Suggestive

2026-02-03

Suggestive

For this project, a corpora consisting of Twitter content, blog posts, and news articles was evaluated to develop a next-word text prediction model.

Project Overview
1. Quantification
2. Modeling
3. Testing and Scoring
4. Implementation

Note: Some links are used in this presentation to reveal more information.
Hover the mouse pointer over the highlighted text to see the extra details.
Avoid clicking those links as it may reload the presentation.

Quantification

Corpora split into training, test, validation sets (80/10/10)
Training lines cleaned and tokenized
Quanteda package used to extract n-grams (for n in 1:5)
n-grams appearing >1 time written to frequency files
Interesting Word Association model
- Full dictionary to capture every word’s frequency
- Interesting words are not-too-rare and not-too-common
- Association n-gram frequency irrespective of word order
  - Interesting words that appear together in any order
  - Repeated for interesting pairs, triples, and quads

Modeling

Offensive words removed using a bad word list
Simple Backoff (SBO):
- Given history (last n-1 words), most likely nextword is?
- Reduced model size using cutoffs
  - Keep top 10 nextword options per history
- Stored as CSV, top n-grams (2:5) tables ~96 MB on disk
Word Association:
- Created interesting word tuples (2, 3, & 4)
- Stored each permutation as alpha-sorted “history”
Katz Back-Off (KBO):
- Discounted P(nextword) used for seen n-gram history
- Alpha-weighted P(nextword) for shorter (n-1)-gram history for unseen n-gram history

Testing and Scoring

Word Association fast (~0.01s/resp); very poor accuracy
KBO highest accuracy, slowest (avg ~1.1s/response)
SBO slightly less accurate than KBO, but fast (~0.01s/response)
- SBO performance tested max n-gram order at 3, 4, and 5

image notes

Implementation

Suggestive can be tested here: https://parseljc.shinyapps.io/Suggestive/
- Uses SBO 4-gram model for best combination of speed, accuracy, model size
App has two modes (user can toggle)
- Manual - type a phrase then click Predict button to get top ten predictions
- Auto - Top ten predictions will update as you are typing

○ ○ ○

__Directive A__.
Answer these from the Suggestive presentation:
(i) What proportions were used to split the corpora into training, test, and validation sets?
(ii) How many nextword options does the Simple Backoff model keep per history?
(iii) Which model does the app use?
__Directive B__.
Write out the part of the Suggestive presentation starting with "Hover the mouse" and going on through "validation sets (80/10/10)".

__Supplied information__.
○ ○ ○

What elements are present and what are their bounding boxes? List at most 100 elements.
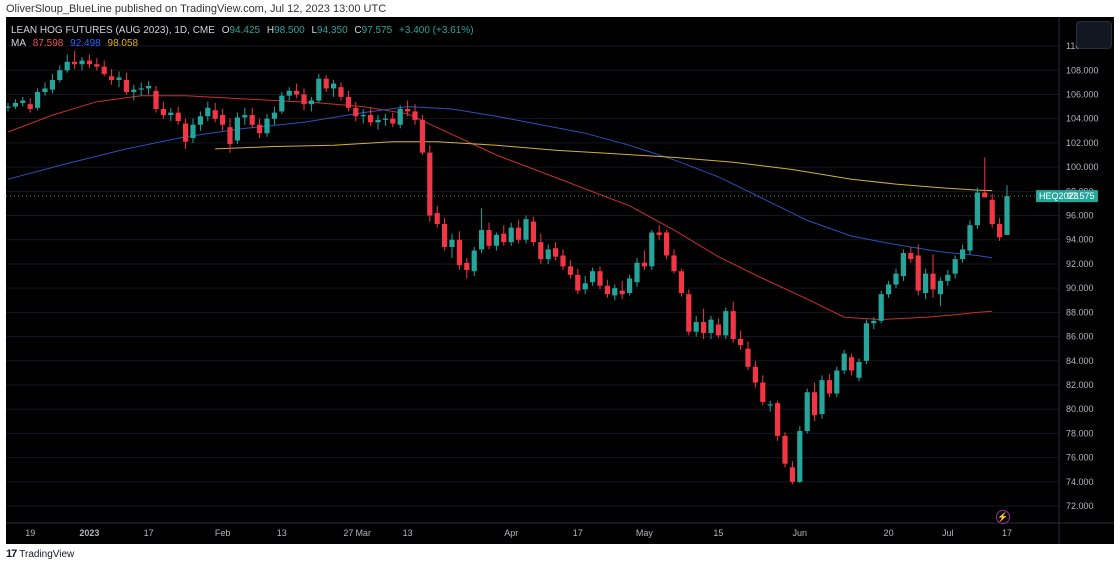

○ ○ ○

__Complete output A__.
(i) 80/10/10
(ii) The top 10
(iii) The SBO 4-gram model

__Complete output B__.
Hover the mouse pointer over the highlighted text to see the extra details.
Avoid clicking those links as it may reload the presentation.

Quantification

Corpora split into training, test, validation sets (80/10/10)